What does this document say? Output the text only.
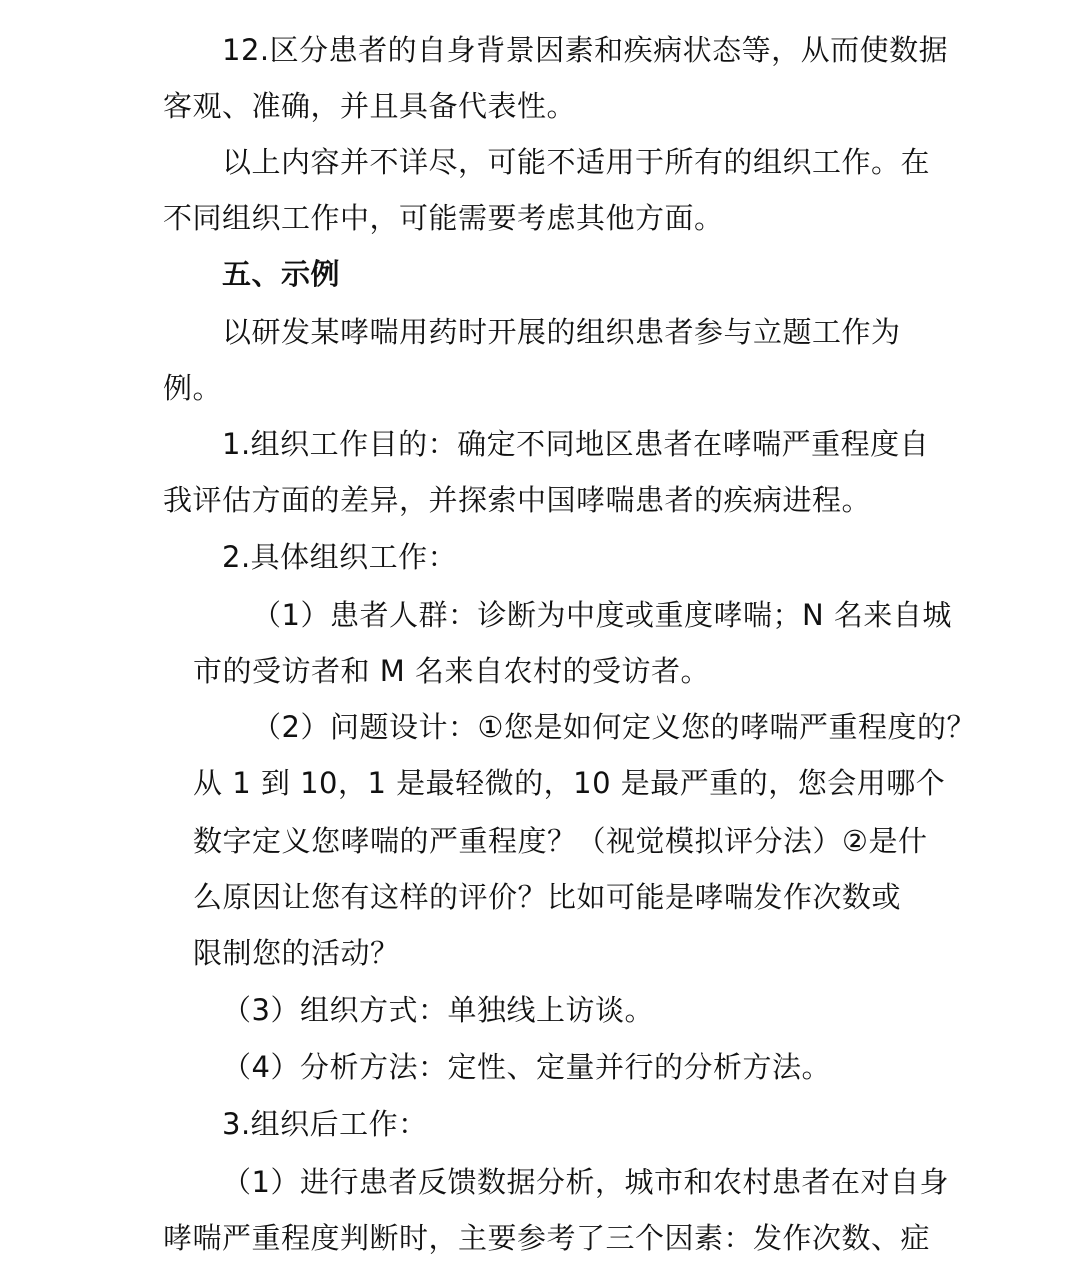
12.区分患者的自身背景因素和疾病状态等，从而使数据
客观、准确，并且具备代表性。
以上内容并不详尽，可能不适用于所有的组织工作。在
不同组织工作中，可能需要考虑其他方面。
五、示例
以研发某哮喘用药时开展的组织患者参与立题工作为
例。
1.组织工作目的：确定不同地区患者在哮喘严重程度自
我评估方面的差异，并探索中国哮喘患者的疾病进程。
2.具体组织工作：
（1）患者人群：诊断为中度或重度哮喘；N 名来自城
市的受访者和 M 名来自农村的受访者。
（2）问题设计：①您是如何定义您的哮喘严重程度的？
从 1 到 10，1 是最轻微的，10 是最严重的，您会用哪个
数字定义您哮喘的严重程度？（视觉模拟评分法）②是什
么原因让您有这样的评价？比如可能是哮喘发作次数或
限制您的活动？
（3）组织方式：单独线上访谈。
（4）分析方法：定性、定量并行的分析方法。
3.组织后工作：
（1）进行患者反馈数据分析，城市和农村患者在对自身
哮喘严重程度判断时，主要参考了三个因素：发作次数、症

# [Task requirements]
Verbatim reproduction of every record is required; images are left out.

# [Completed exercise]
What does this document say? Output the text only.
12.区分患者的自身背景因素和疾病状态等，从而使数据
客观、准确，并且具备代表性。
以上内容并不详尽，可能不适用于所有的组织工作。在
不同组织工作中，可能需要考虑其他方面。
五、示例
以研发某哮喘用药时开展的组织患者参与立题工作为
例。
1.组织工作目的：确定不同地区患者在哮喘严重程度自
我评估方面的差异，并探索中国哮喘患者的疾病进程。
2.具体组织工作：
（1）患者人群：诊断为中度或重度哮喘；N 名来自城
市的受访者和 M 名来自农村的受访者。
（2）问题设计：①您是如何定义您的哮喘严重程度的？
从 1 到 10，1 是最轻微的，10 是最严重的，您会用哪个
数字定义您哮喘的严重程度？（视觉模拟评分法）②是什
么原因让您有这样的评价？比如可能是哮喘发作次数或
限制您的活动？
（3）组织方式：单独线上访谈。
（4）分析方法：定性、定量并行的分析方法。
3.组织后工作：
（1）进行患者反馈数据分析，城市和农村患者在对自身
哮喘严重程度判断时，主要参考了三个因素：发作次数、症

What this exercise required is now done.